**The request**
Below are entries. Pull out all lines containing "BLACK".

Figure dataset records

-.-.-

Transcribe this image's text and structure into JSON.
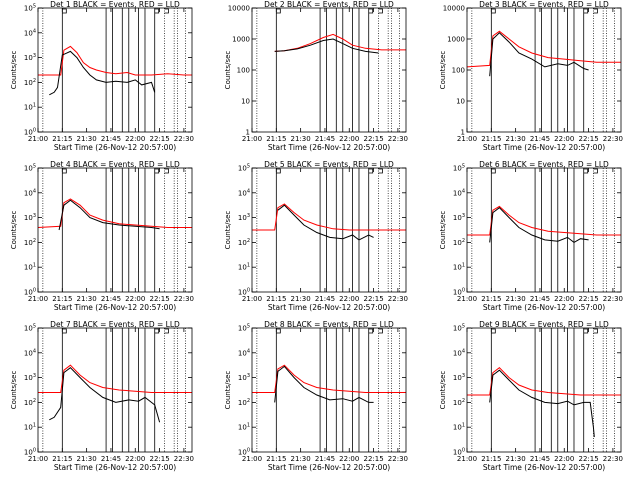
{
  "chart_data": {
    "type": "line",
    "x_tick_labels": [
      "21:00",
      "21:15",
      "21:30",
      "21:45",
      "22:00",
      "22:15",
      "22:30"
    ],
    "x_range_min": [
      0,
      95
    ],
    "xlabel": "Start Time (26-Nov-12 20:57:00)",
    "ylabel": "Counts/sec",
    "scale": "log",
    "series_colors": {
      "events": "#000000",
      "lld": "#ff0000"
    },
    "series_names": {
      "events": "Events",
      "lld": "LLD"
    },
    "solid_markers_min": [
      15,
      42,
      46,
      52,
      56,
      62,
      66,
      72
    ],
    "dotted_markers_min": [
      3,
      78,
      84,
      86,
      91
    ],
    "flag_markers_min": [
      15,
      72,
      78
    ],
    "panels": [
      {
        "title": "Det 1 BLACK = Events, RED = LLD",
        "ylog": [
          0,
          5
        ],
        "y_tick_labels": [
          "10^0",
          "10^1",
          "10^2",
          "10^3",
          "10^4",
          "10^5"
        ],
        "lld": [
          [
            0,
            2.3
          ],
          [
            14,
            2.3
          ],
          [
            16,
            3.3
          ],
          [
            20,
            3.45
          ],
          [
            24,
            3.2
          ],
          [
            28,
            2.8
          ],
          [
            32,
            2.6
          ],
          [
            36,
            2.5
          ],
          [
            42,
            2.4
          ],
          [
            48,
            2.35
          ],
          [
            55,
            2.4
          ],
          [
            60,
            2.3
          ],
          [
            70,
            2.3
          ],
          [
            80,
            2.35
          ],
          [
            90,
            2.3
          ],
          [
            95,
            2.3
          ]
        ],
        "events": [
          [
            7,
            1.5
          ],
          [
            10,
            1.6
          ],
          [
            12,
            1.8
          ],
          [
            15,
            3.1
          ],
          [
            20,
            3.25
          ],
          [
            24,
            3.0
          ],
          [
            28,
            2.6
          ],
          [
            32,
            2.3
          ],
          [
            36,
            2.1
          ],
          [
            42,
            2.0
          ],
          [
            48,
            2.05
          ],
          [
            55,
            2.0
          ],
          [
            60,
            2.1
          ],
          [
            64,
            1.9
          ],
          [
            70,
            2.0
          ],
          [
            72,
            1.6
          ]
        ]
      },
      {
        "title": "Det 2 BLACK = Events, RED = LLD",
        "ylog": [
          0,
          4
        ],
        "y_tick_labels": [
          "1",
          "10",
          "100",
          "1000",
          "10000"
        ],
        "lld": [
          [
            14,
            2.6
          ],
          [
            20,
            2.62
          ],
          [
            28,
            2.7
          ],
          [
            36,
            2.85
          ],
          [
            44,
            3.05
          ],
          [
            50,
            3.15
          ],
          [
            56,
            3.0
          ],
          [
            62,
            2.8
          ],
          [
            70,
            2.7
          ],
          [
            80,
            2.65
          ],
          [
            95,
            2.65
          ]
        ],
        "events": [
          [
            14,
            2.6
          ],
          [
            20,
            2.62
          ],
          [
            28,
            2.68
          ],
          [
            36,
            2.8
          ],
          [
            44,
            2.95
          ],
          [
            50,
            3.0
          ],
          [
            56,
            2.85
          ],
          [
            62,
            2.7
          ],
          [
            70,
            2.6
          ],
          [
            78,
            2.55
          ]
        ]
      },
      {
        "title": "Det 3 BLACK = Events, RED = LLD",
        "ylog": [
          0,
          4
        ],
        "y_tick_labels": [
          "1",
          "10",
          "100",
          "1000",
          "10000"
        ],
        "lld": [
          [
            0,
            2.1
          ],
          [
            14,
            2.15
          ],
          [
            16,
            3.1
          ],
          [
            20,
            3.25
          ],
          [
            26,
            3.0
          ],
          [
            32,
            2.75
          ],
          [
            40,
            2.55
          ],
          [
            50,
            2.4
          ],
          [
            60,
            2.35
          ],
          [
            70,
            2.3
          ],
          [
            80,
            2.25
          ],
          [
            95,
            2.25
          ]
        ],
        "events": [
          [
            14,
            1.8
          ],
          [
            16,
            3.0
          ],
          [
            20,
            3.2
          ],
          [
            26,
            2.9
          ],
          [
            32,
            2.55
          ],
          [
            40,
            2.35
          ],
          [
            48,
            2.1
          ],
          [
            56,
            2.2
          ],
          [
            62,
            2.15
          ],
          [
            66,
            2.25
          ],
          [
            72,
            2.05
          ],
          [
            75,
            2.0
          ]
        ]
      },
      {
        "title": "Det 4 BLACK = Events, RED = LLD",
        "ylog": [
          0,
          5
        ],
        "y_tick_labels": [
          "10^0",
          "10^1",
          "10^2",
          "10^3",
          "10^4",
          "10^5"
        ],
        "lld": [
          [
            0,
            2.6
          ],
          [
            14,
            2.65
          ],
          [
            16,
            3.6
          ],
          [
            20,
            3.75
          ],
          [
            26,
            3.5
          ],
          [
            32,
            3.1
          ],
          [
            40,
            2.9
          ],
          [
            50,
            2.75
          ],
          [
            60,
            2.7
          ],
          [
            70,
            2.65
          ],
          [
            80,
            2.6
          ],
          [
            95,
            2.6
          ]
        ],
        "events": [
          [
            13,
            2.5
          ],
          [
            16,
            3.5
          ],
          [
            20,
            3.7
          ],
          [
            26,
            3.4
          ],
          [
            32,
            3.0
          ],
          [
            40,
            2.8
          ],
          [
            50,
            2.7
          ],
          [
            60,
            2.65
          ],
          [
            70,
            2.6
          ],
          [
            75,
            2.55
          ]
        ]
      },
      {
        "title": "Det 5 BLACK = Events, RED = LLD",
        "ylog": [
          0,
          5
        ],
        "y_tick_labels": [
          "10^0",
          "10^1",
          "10^2",
          "10^3",
          "10^4",
          "10^5"
        ],
        "lld": [
          [
            0,
            2.5
          ],
          [
            14,
            2.5
          ],
          [
            16,
            3.4
          ],
          [
            20,
            3.55
          ],
          [
            26,
            3.2
          ],
          [
            32,
            2.9
          ],
          [
            40,
            2.7
          ],
          [
            50,
            2.55
          ],
          [
            60,
            2.5
          ],
          [
            70,
            2.5
          ],
          [
            80,
            2.5
          ],
          [
            95,
            2.5
          ]
        ],
        "events": [
          [
            16,
            3.3
          ],
          [
            20,
            3.5
          ],
          [
            26,
            3.1
          ],
          [
            32,
            2.7
          ],
          [
            40,
            2.4
          ],
          [
            48,
            2.2
          ],
          [
            56,
            2.15
          ],
          [
            62,
            2.3
          ],
          [
            66,
            2.1
          ],
          [
            72,
            2.3
          ],
          [
            75,
            2.2
          ]
        ]
      },
      {
        "title": "Det 6 BLACK = Events, RED = LLD",
        "ylog": [
          0,
          5
        ],
        "y_tick_labels": [
          "10^0",
          "10^1",
          "10^2",
          "10^3",
          "10^4",
          "10^5"
        ],
        "lld": [
          [
            0,
            2.3
          ],
          [
            14,
            2.3
          ],
          [
            16,
            3.3
          ],
          [
            20,
            3.45
          ],
          [
            26,
            3.1
          ],
          [
            32,
            2.8
          ],
          [
            40,
            2.6
          ],
          [
            50,
            2.45
          ],
          [
            60,
            2.4
          ],
          [
            70,
            2.35
          ],
          [
            80,
            2.3
          ],
          [
            95,
            2.3
          ]
        ],
        "events": [
          [
            14,
            2.0
          ],
          [
            16,
            3.2
          ],
          [
            20,
            3.4
          ],
          [
            26,
            3.0
          ],
          [
            32,
            2.6
          ],
          [
            40,
            2.3
          ],
          [
            48,
            2.1
          ],
          [
            56,
            2.05
          ],
          [
            62,
            2.2
          ],
          [
            66,
            2.0
          ],
          [
            70,
            2.15
          ],
          [
            75,
            2.1
          ]
        ]
      },
      {
        "title": "Det 7 BLACK = Events, RED = LLD",
        "ylog": [
          0,
          5
        ],
        "y_tick_labels": [
          "10^0",
          "10^1",
          "10^2",
          "10^3",
          "10^4",
          "10^5"
        ],
        "lld": [
          [
            0,
            2.4
          ],
          [
            14,
            2.4
          ],
          [
            16,
            3.3
          ],
          [
            20,
            3.5
          ],
          [
            26,
            3.1
          ],
          [
            32,
            2.8
          ],
          [
            40,
            2.6
          ],
          [
            50,
            2.5
          ],
          [
            60,
            2.45
          ],
          [
            70,
            2.4
          ],
          [
            80,
            2.4
          ],
          [
            95,
            2.4
          ]
        ],
        "events": [
          [
            7,
            1.3
          ],
          [
            10,
            1.4
          ],
          [
            14,
            1.8
          ],
          [
            16,
            3.2
          ],
          [
            20,
            3.4
          ],
          [
            26,
            3.0
          ],
          [
            32,
            2.6
          ],
          [
            40,
            2.2
          ],
          [
            48,
            2.0
          ],
          [
            56,
            2.1
          ],
          [
            62,
            2.05
          ],
          [
            66,
            2.2
          ],
          [
            72,
            1.9
          ],
          [
            75,
            1.2
          ]
        ]
      },
      {
        "title": "Det 8 BLACK = Events, RED = LLD",
        "ylog": [
          0,
          5
        ],
        "y_tick_labels": [
          "10^0",
          "10^1",
          "10^2",
          "10^3",
          "10^4",
          "10^5"
        ],
        "lld": [
          [
            0,
            2.4
          ],
          [
            14,
            2.4
          ],
          [
            16,
            3.35
          ],
          [
            20,
            3.5
          ],
          [
            26,
            3.1
          ],
          [
            32,
            2.8
          ],
          [
            40,
            2.6
          ],
          [
            50,
            2.5
          ],
          [
            60,
            2.45
          ],
          [
            70,
            2.4
          ],
          [
            80,
            2.4
          ],
          [
            95,
            2.4
          ]
        ],
        "events": [
          [
            14,
            2.0
          ],
          [
            16,
            3.25
          ],
          [
            20,
            3.45
          ],
          [
            26,
            3.0
          ],
          [
            32,
            2.6
          ],
          [
            40,
            2.3
          ],
          [
            48,
            2.1
          ],
          [
            56,
            2.15
          ],
          [
            62,
            2.05
          ],
          [
            66,
            2.2
          ],
          [
            72,
            2.0
          ],
          [
            75,
            2.0
          ]
        ]
      },
      {
        "title": "Det 9 BLACK = Events, RED = LLD",
        "ylog": [
          0,
          5
        ],
        "y_tick_labels": [
          "10^0",
          "10^1",
          "10^2",
          "10^3",
          "10^4",
          "10^5"
        ],
        "lld": [
          [
            0,
            2.3
          ],
          [
            14,
            2.3
          ],
          [
            16,
            3.2
          ],
          [
            20,
            3.4
          ],
          [
            26,
            3.0
          ],
          [
            32,
            2.7
          ],
          [
            40,
            2.5
          ],
          [
            50,
            2.4
          ],
          [
            60,
            2.35
          ],
          [
            70,
            2.3
          ],
          [
            80,
            2.3
          ],
          [
            95,
            2.3
          ]
        ],
        "events": [
          [
            14,
            2.0
          ],
          [
            16,
            3.1
          ],
          [
            20,
            3.3
          ],
          [
            26,
            2.9
          ],
          [
            32,
            2.5
          ],
          [
            40,
            2.2
          ],
          [
            48,
            2.0
          ],
          [
            56,
            1.95
          ],
          [
            62,
            2.05
          ],
          [
            66,
            1.9
          ],
          [
            72,
            2.0
          ],
          [
            76,
            2.0
          ],
          [
            78,
            1.0
          ],
          [
            78.5,
            0.6
          ]
        ]
      }
    ]
  }
}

-.-.-

**Answer in full**
        "title": "Det 1 BLACK = Events, RED = LLD",
        "title": "Det 2 BLACK = Events, RED = LLD",
        "title": "Det 3 BLACK = Events, RED = LLD",
        "title": "Det 4 BLACK = Events, RED = LLD",
        "title": "Det 5 BLACK = Events, RED = LLD",
        "title": "Det 6 BLACK = Events, RED = LLD",
        "title": "Det 7 BLACK = Events, RED = LLD",
        "title": "Det 8 BLACK = Events, RED = LLD",
        "title": "Det 9 BLACK = Events, RED = LLD",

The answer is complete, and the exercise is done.